**Stated goal:**
Repeat each entry word for word. Leave any images out of the copy.

**Raw records:**
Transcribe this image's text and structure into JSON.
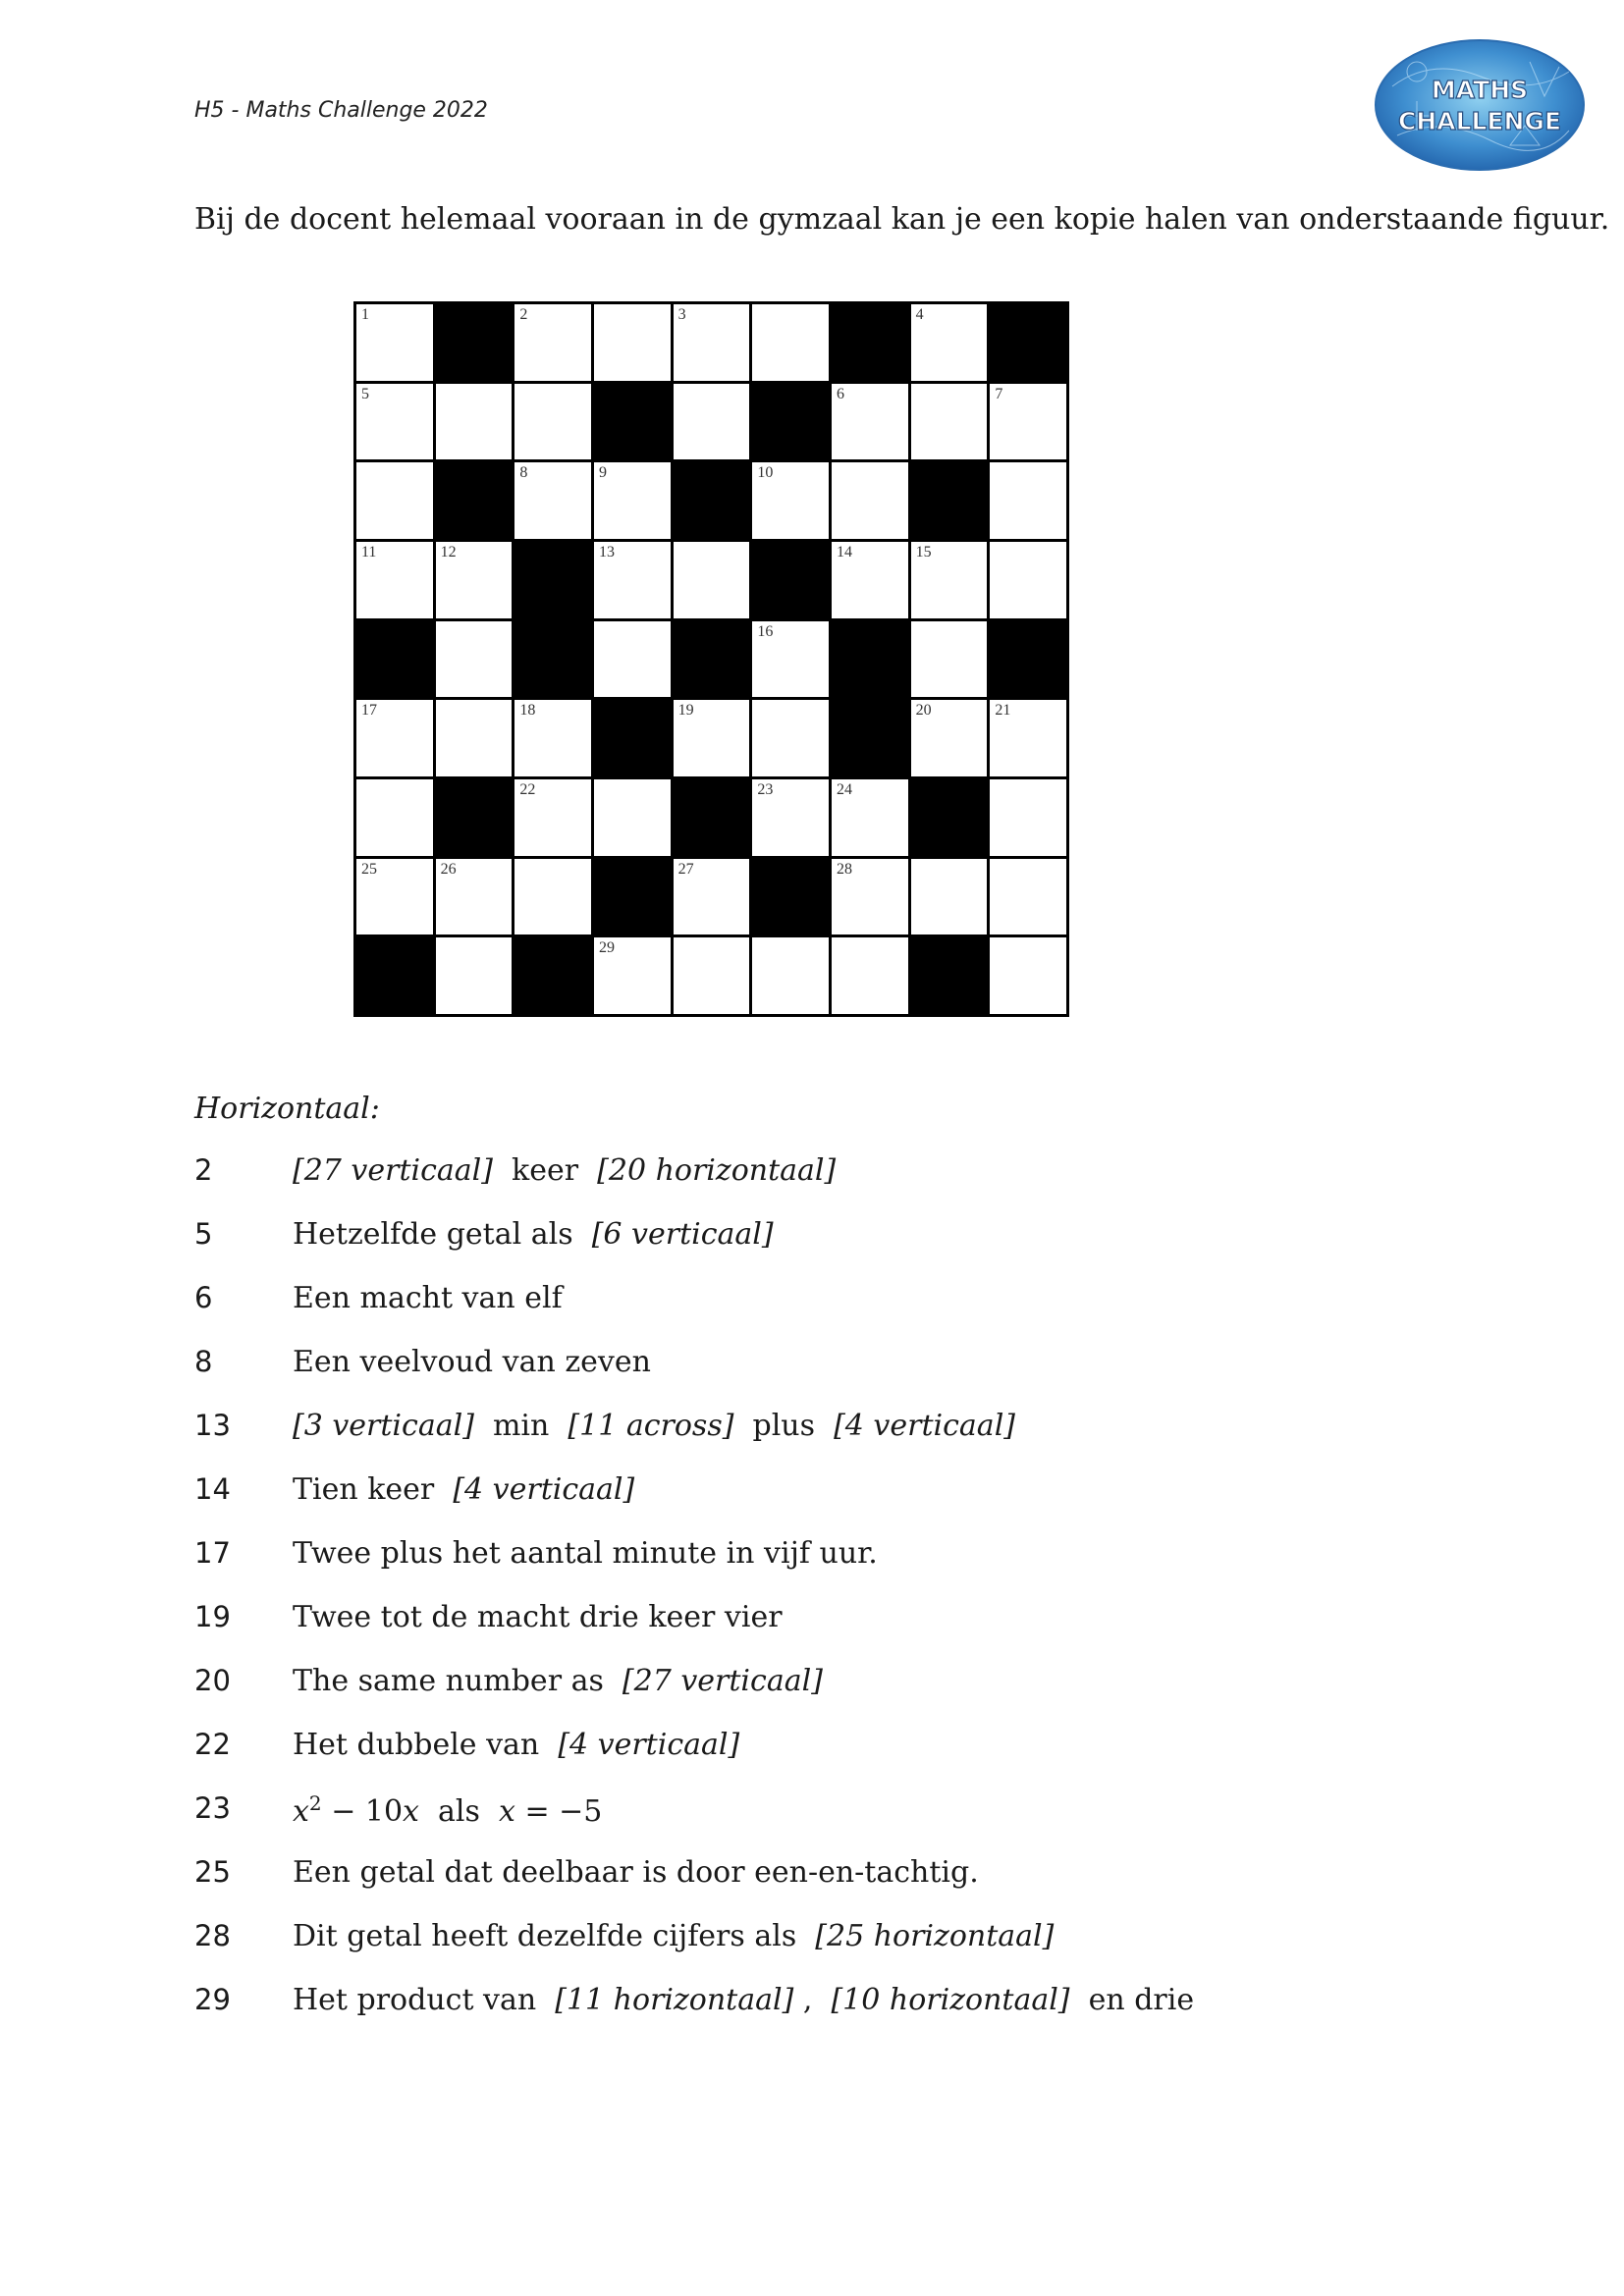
{
  "header": {
    "title": "H5 - Maths Challenge 2022",
    "logo_text": [
      "MATHS",
      "CHALLENGE"
    ]
  },
  "intro": "Bij de docent helemaal vooraan in de gymzaal kan je een kopie halen van onderstaande figuur.",
  "crossword": {
    "rows": [
      [
        "1",
        "#",
        "2",
        "",
        "3",
        "",
        "#",
        "4",
        "#"
      ],
      [
        "5",
        "",
        "",
        "#",
        "",
        "#",
        "6",
        "",
        "7"
      ],
      [
        "",
        "#",
        "8",
        "9",
        "#",
        "10",
        "",
        "#",
        ""
      ],
      [
        "11",
        "12",
        "#",
        "13",
        "",
        "#",
        "14",
        "15",
        ""
      ],
      [
        "#",
        "",
        "#",
        "",
        "#",
        "16",
        "#",
        "",
        "#"
      ],
      [
        "17",
        "",
        "18",
        "#",
        "19",
        "",
        "#",
        "20",
        "21"
      ],
      [
        "",
        "#",
        "22",
        "",
        "#",
        "23",
        "24",
        "#",
        ""
      ],
      [
        "25",
        "26",
        "",
        "#",
        "27",
        "#",
        "28",
        "",
        ""
      ],
      [
        "#",
        "",
        "#",
        "29",
        "",
        "",
        "",
        "#",
        ""
      ]
    ]
  },
  "section_heading": "Horizontaal:",
  "clues": [
    {
      "number": "2",
      "parts": [
        [
          "ref",
          "[27 verticaal]"
        ],
        [
          "txt",
          "  keer  "
        ],
        [
          "ref",
          "[20 horizontaal]"
        ]
      ]
    },
    {
      "number": "5",
      "parts": [
        [
          "txt",
          "Hetzelfde getal als  "
        ],
        [
          "ref",
          "[6 verticaal]"
        ]
      ]
    },
    {
      "number": "6",
      "parts": [
        [
          "txt",
          "Een macht van elf"
        ]
      ]
    },
    {
      "number": "8",
      "parts": [
        [
          "txt",
          "Een veelvoud van zeven"
        ]
      ]
    },
    {
      "number": "13",
      "parts": [
        [
          "ref",
          "[3 verticaal]"
        ],
        [
          "txt",
          "  min  "
        ],
        [
          "ref",
          "[11 across]"
        ],
        [
          "txt",
          "  plus  "
        ],
        [
          "ref",
          "[4 verticaal]"
        ]
      ]
    },
    {
      "number": "14",
      "parts": [
        [
          "txt",
          "Tien keer  "
        ],
        [
          "ref",
          "[4 verticaal]"
        ]
      ]
    },
    {
      "number": "17",
      "parts": [
        [
          "txt",
          "Twee plus het aantal minute in vijf uur."
        ]
      ]
    },
    {
      "number": "19",
      "parts": [
        [
          "txt",
          "Twee tot de macht drie keer vier"
        ]
      ]
    },
    {
      "number": "20",
      "parts": [
        [
          "txt",
          "The same number as  "
        ],
        [
          "ref",
          "[27 verticaal]"
        ]
      ]
    },
    {
      "number": "22",
      "parts": [
        [
          "txt",
          "Het dubbele van  "
        ],
        [
          "ref",
          "[4 verticaal]"
        ]
      ]
    },
    {
      "number": "23",
      "parts": [
        [
          "math",
          "x"
        ],
        [
          "sup",
          "2"
        ],
        [
          "mathu",
          " − 10"
        ],
        [
          "math",
          "x"
        ],
        [
          "txt",
          "  als  "
        ],
        [
          "math",
          "x"
        ],
        [
          "mathu",
          " = −5"
        ]
      ]
    },
    {
      "number": "25",
      "parts": [
        [
          "txt",
          "Een getal dat deelbaar is door een-en-tachtig."
        ]
      ]
    },
    {
      "number": "28",
      "parts": [
        [
          "txt",
          "Dit getal heeft dezelfde cijfers als  "
        ],
        [
          "ref",
          "[25 horizontaal]"
        ]
      ]
    },
    {
      "number": "29",
      "parts": [
        [
          "txt",
          "Het product van  "
        ],
        [
          "ref",
          "[11 horizontaal]"
        ],
        [
          "txt",
          " ,  "
        ],
        [
          "ref",
          "[10 horizontaal]"
        ],
        [
          "txt",
          "  en drie"
        ]
      ]
    }
  ]
}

**Reply:**
Transcribe this image's text and structure into JSON.
{
  "header": {
    "title": "H5 - Maths Challenge 2022",
    "logo_text": [
      "MATHS",
      "CHALLENGE"
    ]
  },
  "intro": "Bij de docent helemaal vooraan in de gymzaal kan je een kopie halen van onderstaande figuur.",
  "crossword": {
    "rows": [
      [
        "1",
        "#",
        "2",
        "",
        "3",
        "",
        "#",
        "4",
        "#"
      ],
      [
        "5",
        "",
        "",
        "#",
        "",
        "#",
        "6",
        "",
        "7"
      ],
      [
        "",
        "#",
        "8",
        "9",
        "#",
        "10",
        "",
        "#",
        ""
      ],
      [
        "11",
        "12",
        "#",
        "13",
        "",
        "#",
        "14",
        "15",
        ""
      ],
      [
        "#",
        "",
        "#",
        "",
        "#",
        "16",
        "#",
        "",
        "#"
      ],
      [
        "17",
        "",
        "18",
        "#",
        "19",
        "",
        "#",
        "20",
        "21"
      ],
      [
        "",
        "#",
        "22",
        "",
        "#",
        "23",
        "24",
        "#",
        ""
      ],
      [
        "25",
        "26",
        "",
        "#",
        "27",
        "#",
        "28",
        "",
        ""
      ],
      [
        "#",
        "",
        "#",
        "29",
        "",
        "",
        "",
        "#",
        ""
      ]
    ]
  },
  "section_heading": "Horizontaal:",
  "clues": [
    {
      "number": "2",
      "parts": [
        [
          "ref",
          "[27 verticaal]"
        ],
        [
          "txt",
          "  keer  "
        ],
        [
          "ref",
          "[20 horizontaal]"
        ]
      ]
    },
    {
      "number": "5",
      "parts": [
        [
          "txt",
          "Hetzelfde getal als  "
        ],
        [
          "ref",
          "[6 verticaal]"
        ]
      ]
    },
    {
      "number": "6",
      "parts": [
        [
          "txt",
          "Een macht van elf"
        ]
      ]
    },
    {
      "number": "8",
      "parts": [
        [
          "txt",
          "Een veelvoud van zeven"
        ]
      ]
    },
    {
      "number": "13",
      "parts": [
        [
          "ref",
          "[3 verticaal]"
        ],
        [
          "txt",
          "  min  "
        ],
        [
          "ref",
          "[11 across]"
        ],
        [
          "txt",
          "  plus  "
        ],
        [
          "ref",
          "[4 verticaal]"
        ]
      ]
    },
    {
      "number": "14",
      "parts": [
        [
          "txt",
          "Tien keer  "
        ],
        [
          "ref",
          "[4 verticaal]"
        ]
      ]
    },
    {
      "number": "17",
      "parts": [
        [
          "txt",
          "Twee plus het aantal minute in vijf uur."
        ]
      ]
    },
    {
      "number": "19",
      "parts": [
        [
          "txt",
          "Twee tot de macht drie keer vier"
        ]
      ]
    },
    {
      "number": "20",
      "parts": [
        [
          "txt",
          "The same number as  "
        ],
        [
          "ref",
          "[27 verticaal]"
        ]
      ]
    },
    {
      "number": "22",
      "parts": [
        [
          "txt",
          "Het dubbele van  "
        ],
        [
          "ref",
          "[4 verticaal]"
        ]
      ]
    },
    {
      "number": "23",
      "parts": [
        [
          "math",
          "x"
        ],
        [
          "sup",
          "2"
        ],
        [
          "mathu",
          " − 10"
        ],
        [
          "math",
          "x"
        ],
        [
          "txt",
          "  als  "
        ],
        [
          "math",
          "x"
        ],
        [
          "mathu",
          " = −5"
        ]
      ]
    },
    {
      "number": "25",
      "parts": [
        [
          "txt",
          "Een getal dat deelbaar is door een-en-tachtig."
        ]
      ]
    },
    {
      "number": "28",
      "parts": [
        [
          "txt",
          "Dit getal heeft dezelfde cijfers als  "
        ],
        [
          "ref",
          "[25 horizontaal]"
        ]
      ]
    },
    {
      "number": "29",
      "parts": [
        [
          "txt",
          "Het product van  "
        ],
        [
          "ref",
          "[11 horizontaal]"
        ],
        [
          "txt",
          " ,  "
        ],
        [
          "ref",
          "[10 horizontaal]"
        ],
        [
          "txt",
          "  en drie"
        ]
      ]
    }
  ]
}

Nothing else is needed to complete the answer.